▶ [Instructions to follow]: Copy everything in the listing below word for word, apart from any images.

▶ [Material provided]:
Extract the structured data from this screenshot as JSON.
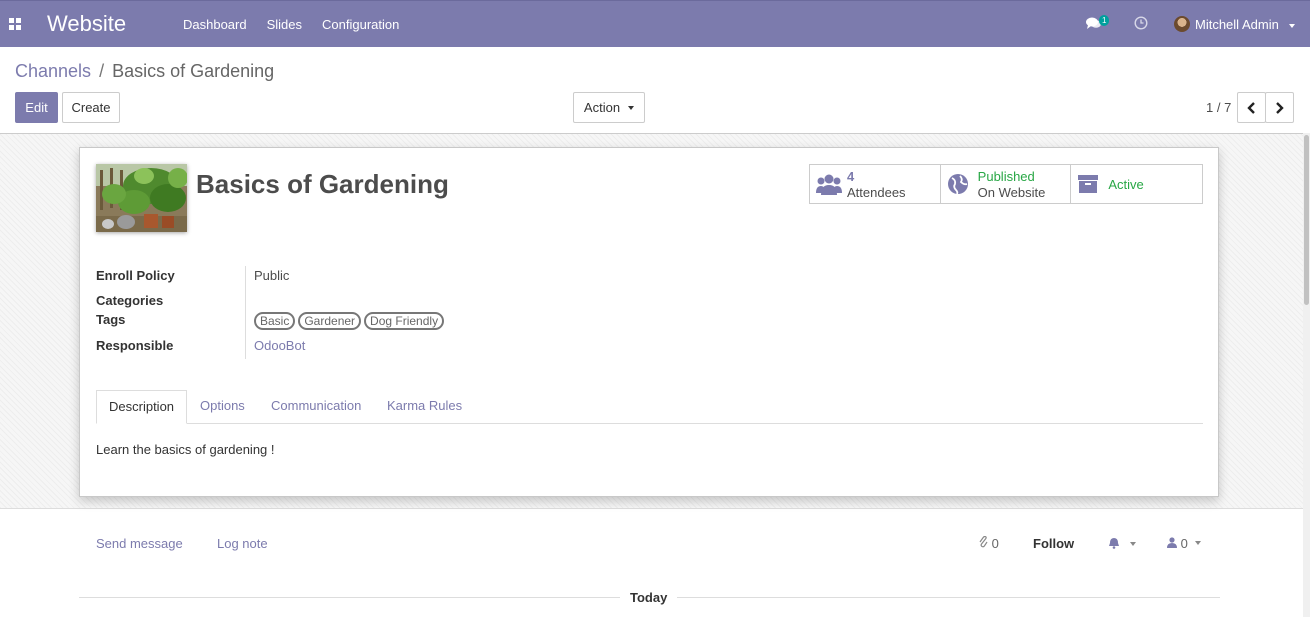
{
  "navbar": {
    "brand": "Website",
    "menu": [
      "Dashboard",
      "Slides",
      "Configuration"
    ],
    "chat_count": "1",
    "user": "Mitchell Admin",
    "colors": {
      "primary": "#7c7bad",
      "badge": "#00a09d"
    }
  },
  "breadcrumb": {
    "parent": "Channels",
    "separator": "/",
    "current": "Basics of Gardening"
  },
  "buttons": {
    "edit": "Edit",
    "create": "Create",
    "action": "Action"
  },
  "pager": {
    "value": "1 / 7"
  },
  "record": {
    "title": "Basics of Gardening",
    "stats": {
      "attendees_count": "4",
      "attendees_label": "Attendees",
      "published_status": "Published",
      "published_label": "On Website",
      "active_label": "Active"
    },
    "fields": {
      "enroll_policy_label": "Enroll Policy",
      "enroll_policy_value": "Public",
      "categories_label": "Categories",
      "tags_label": "Tags",
      "tags": [
        "Basic",
        "Gardener",
        "Dog Friendly"
      ],
      "responsible_label": "Responsible",
      "responsible_value": "OdooBot"
    },
    "tabs": [
      "Description",
      "Options",
      "Communication",
      "Karma Rules"
    ],
    "active_tab": "Description",
    "description": "Learn the basics of gardening !"
  },
  "chatter": {
    "send_message": "Send message",
    "log_note": "Log note",
    "attachments": "0",
    "follow": "Follow",
    "followers": "0",
    "date_separator": "Today"
  }
}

▶ [Solution for this task]:
Extract the structured data from this screenshot as JSON.
{
  "navbar": {
    "brand": "Website",
    "menu": [
      "Dashboard",
      "Slides",
      "Configuration"
    ],
    "chat_count": "1",
    "user": "Mitchell Admin",
    "colors": {
      "primary": "#7c7bad",
      "badge": "#00a09d"
    }
  },
  "breadcrumb": {
    "parent": "Channels",
    "separator": "/",
    "current": "Basics of Gardening"
  },
  "buttons": {
    "edit": "Edit",
    "create": "Create",
    "action": "Action"
  },
  "pager": {
    "value": "1 / 7"
  },
  "record": {
    "title": "Basics of Gardening",
    "stats": {
      "attendees_count": "4",
      "attendees_label": "Attendees",
      "published_status": "Published",
      "published_label": "On Website",
      "active_label": "Active"
    },
    "fields": {
      "enroll_policy_label": "Enroll Policy",
      "enroll_policy_value": "Public",
      "categories_label": "Categories",
      "tags_label": "Tags",
      "tags": [
        "Basic",
        "Gardener",
        "Dog Friendly"
      ],
      "responsible_label": "Responsible",
      "responsible_value": "OdooBot"
    },
    "tabs": [
      "Description",
      "Options",
      "Communication",
      "Karma Rules"
    ],
    "active_tab": "Description",
    "description": "Learn the basics of gardening !"
  },
  "chatter": {
    "send_message": "Send message",
    "log_note": "Log note",
    "attachments": "0",
    "follow": "Follow",
    "followers": "0",
    "date_separator": "Today"
  }
}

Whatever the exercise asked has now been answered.